• _Task objective_: Select from the records below every line that has the word "JSON" in it.

## begin

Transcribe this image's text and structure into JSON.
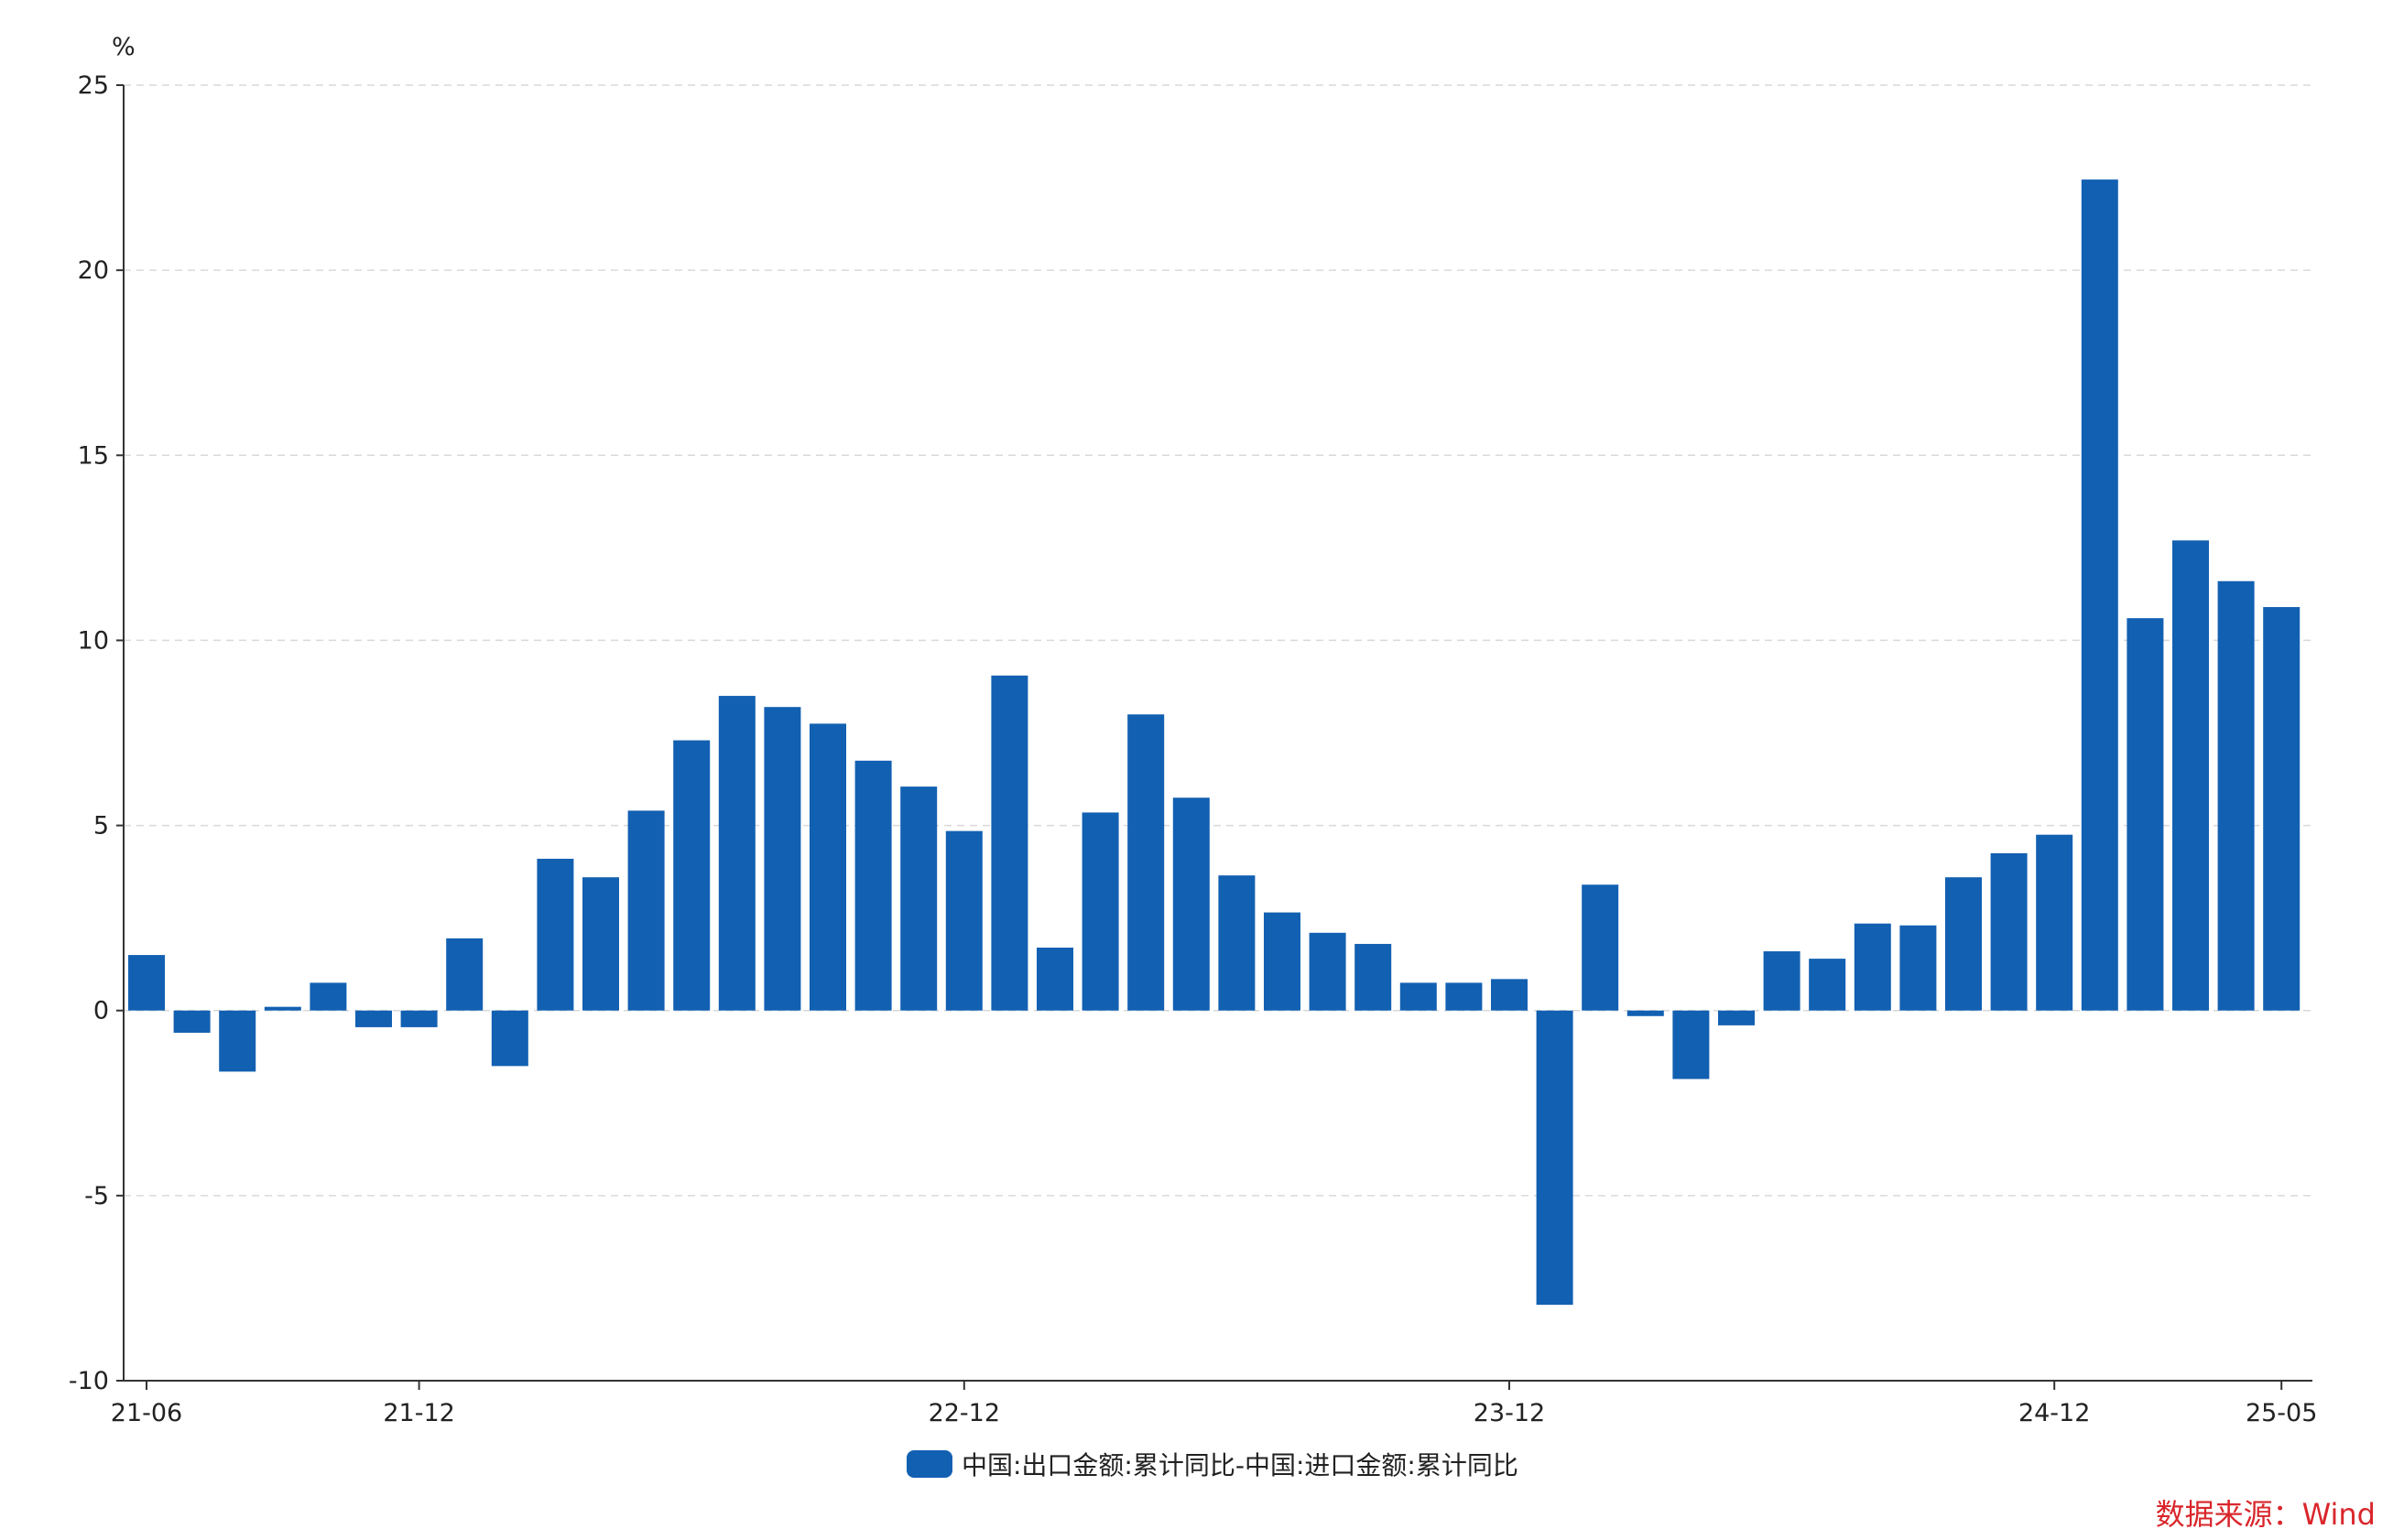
{
  "chart_data": {
    "type": "bar",
    "unit": "%",
    "categories": [
      "21-06",
      "21-07",
      "21-08",
      "21-09",
      "21-10",
      "21-11",
      "21-12",
      "22-01",
      "22-02",
      "22-03",
      "22-04",
      "22-05",
      "22-06",
      "22-07",
      "22-08",
      "22-09",
      "22-10",
      "22-11",
      "22-12",
      "23-01",
      "23-02",
      "23-03",
      "23-04",
      "23-05",
      "23-06",
      "23-07",
      "23-08",
      "23-09",
      "23-10",
      "23-11",
      "23-12",
      "24-01",
      "24-02",
      "24-03",
      "24-04",
      "24-05",
      "24-06",
      "24-07",
      "24-08",
      "24-09",
      "24-10",
      "24-11",
      "24-12",
      "25-01",
      "25-02",
      "25-03",
      "25-04",
      "25-05"
    ],
    "x_tick_labels": [
      "21-06",
      "21-12",
      "22-12",
      "23-12",
      "24-12",
      "25-05"
    ],
    "series": [
      {
        "name": "中国:出口金额:累计同比-中国:进口金额:累计同比",
        "color": "#1260b2",
        "values": [
          1.5,
          -0.6,
          -1.65,
          0.1,
          0.75,
          -0.45,
          -0.45,
          1.95,
          -1.5,
          4.1,
          3.6,
          5.4,
          7.3,
          8.5,
          8.2,
          7.75,
          6.75,
          6.05,
          4.85,
          9.05,
          1.7,
          5.35,
          8.0,
          5.75,
          3.65,
          2.65,
          2.1,
          1.8,
          0.75,
          0.75,
          0.85,
          -7.95,
          3.4,
          -0.15,
          -1.85,
          -0.4,
          1.6,
          1.4,
          2.35,
          2.3,
          3.6,
          4.25,
          4.75,
          22.45,
          10.6,
          12.7,
          11.6,
          10.9
        ]
      }
    ],
    "ylim": [
      -10,
      25
    ],
    "yticks": [
      25,
      20,
      15,
      10,
      5,
      0,
      -5,
      -10
    ],
    "grid": true,
    "legend_position": "bottom-center",
    "source": "数据来源：Wind"
  }
}
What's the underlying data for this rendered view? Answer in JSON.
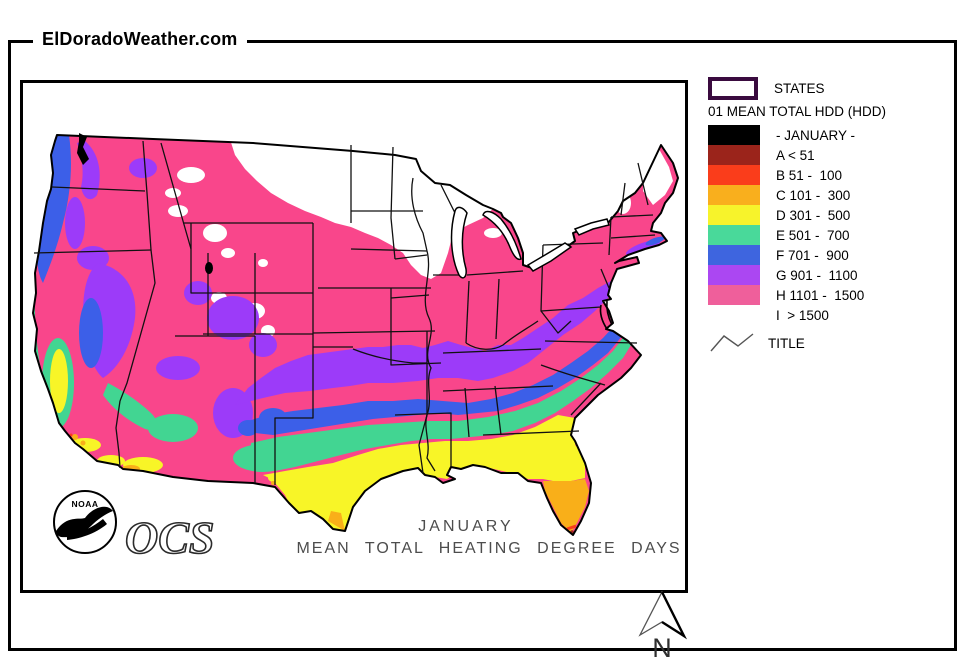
{
  "page": {
    "site_title": "ElDoradoWeather.com"
  },
  "map": {
    "title_line1": "JANUARY",
    "title_line2": "MEAN TOTAL HEATING DEGREE DAYS",
    "noaa_label": "NOAA",
    "ocs_label": "OCS",
    "compass_label": "N"
  },
  "legend": {
    "states_label": "STATES",
    "heading": "01 MEAN TOTAL HDD (HDD)",
    "states_box_border": "#3A0B3F",
    "items": [
      {
        "key": "JAN",
        "label": "- JANUARY -",
        "color": "#000000"
      },
      {
        "key": "A",
        "label": "A < 51",
        "color": "#9B241B"
      },
      {
        "key": "B",
        "label": "B 51 -  100",
        "color": "#FA3D1B"
      },
      {
        "key": "C",
        "label": "C 101 -  300",
        "color": "#F9AF1D"
      },
      {
        "key": "D",
        "label": "D 301 -  500",
        "color": "#F7F32B"
      },
      {
        "key": "E",
        "label": "E 501 -  700",
        "color": "#49D99A"
      },
      {
        "key": "F",
        "label": "F 701 -  900",
        "color": "#3E65DF"
      },
      {
        "key": "G",
        "label": "G 901 -  1100",
        "color": "#AB47F2"
      },
      {
        "key": "H",
        "label": "H 1101 -  1500",
        "color": "#EF5F9B"
      },
      {
        "key": "I",
        "label": "I  > 1500",
        "color": "#FFFFFF"
      }
    ],
    "title_symbol_label": "TITLE"
  },
  "palette": {
    "A": "#9B241B",
    "B": "#F93E1C",
    "C": "#F9AF19",
    "D": "#F8F527",
    "E": "#42D592",
    "F": "#3C5FE8",
    "G": "#9C3BF9",
    "H": "#F9468B",
    "I": "#FFFFFF",
    "outline": "#000000"
  }
}
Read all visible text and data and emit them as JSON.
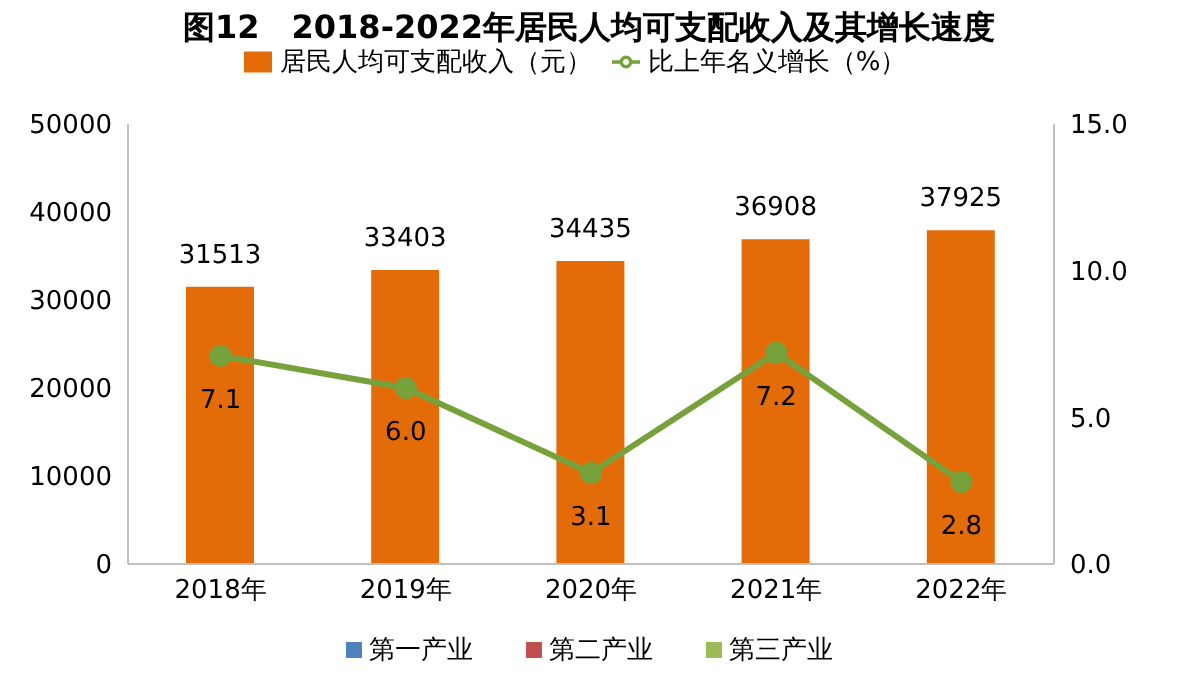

## end

• _Solution to this exercise_:
Transcribe this image's text and structure into JSON.
What's the underlying data for this rendered view? Answer in JSON.
Read all visible text and data and emit them as JSON.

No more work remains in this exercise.